Problem requirements: Reproduce the listing from its first line through the line containing "data-label: 22.0% xyxy=(379,238,430,257)", both included.

Information supplied:
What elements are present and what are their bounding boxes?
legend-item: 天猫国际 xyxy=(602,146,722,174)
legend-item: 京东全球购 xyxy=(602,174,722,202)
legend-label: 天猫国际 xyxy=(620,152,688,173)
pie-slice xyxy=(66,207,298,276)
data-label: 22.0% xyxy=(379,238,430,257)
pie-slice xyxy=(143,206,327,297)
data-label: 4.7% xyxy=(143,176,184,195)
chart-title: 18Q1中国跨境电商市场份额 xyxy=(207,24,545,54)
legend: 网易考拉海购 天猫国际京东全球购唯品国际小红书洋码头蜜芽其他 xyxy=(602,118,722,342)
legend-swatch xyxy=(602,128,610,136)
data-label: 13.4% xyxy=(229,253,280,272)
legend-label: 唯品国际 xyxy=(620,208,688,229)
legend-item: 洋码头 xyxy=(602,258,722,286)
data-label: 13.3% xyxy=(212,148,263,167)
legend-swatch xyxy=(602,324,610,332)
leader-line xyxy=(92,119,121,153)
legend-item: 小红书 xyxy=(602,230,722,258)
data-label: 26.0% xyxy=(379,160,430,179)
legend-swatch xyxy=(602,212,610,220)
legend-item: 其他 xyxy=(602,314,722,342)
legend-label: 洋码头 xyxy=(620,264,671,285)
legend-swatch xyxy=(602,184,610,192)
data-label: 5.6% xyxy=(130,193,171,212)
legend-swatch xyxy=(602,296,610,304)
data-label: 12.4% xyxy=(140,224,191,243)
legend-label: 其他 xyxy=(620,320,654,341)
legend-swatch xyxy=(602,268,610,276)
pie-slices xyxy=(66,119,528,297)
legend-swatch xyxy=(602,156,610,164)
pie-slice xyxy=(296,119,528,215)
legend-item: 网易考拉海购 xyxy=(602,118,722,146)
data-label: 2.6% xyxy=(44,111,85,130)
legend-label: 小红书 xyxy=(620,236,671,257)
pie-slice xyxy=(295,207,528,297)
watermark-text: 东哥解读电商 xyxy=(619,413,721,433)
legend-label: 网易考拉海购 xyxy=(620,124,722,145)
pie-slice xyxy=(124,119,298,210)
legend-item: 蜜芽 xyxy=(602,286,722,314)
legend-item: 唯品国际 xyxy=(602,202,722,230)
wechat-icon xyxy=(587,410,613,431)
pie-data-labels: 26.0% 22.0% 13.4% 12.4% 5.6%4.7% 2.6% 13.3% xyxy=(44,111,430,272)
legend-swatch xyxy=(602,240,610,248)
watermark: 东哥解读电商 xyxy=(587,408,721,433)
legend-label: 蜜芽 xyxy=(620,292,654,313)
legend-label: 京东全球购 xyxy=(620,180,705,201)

Output for this task:
What elements are present and what are their bounding boxes?
legend-item: 天猫国际 xyxy=(602,146,722,174)
legend-item: 京东全球购 xyxy=(602,174,722,202)
legend-label: 天猫国际 xyxy=(620,152,688,173)
pie-slice xyxy=(66,207,298,276)
data-label: 22.0% xyxy=(379,238,430,257)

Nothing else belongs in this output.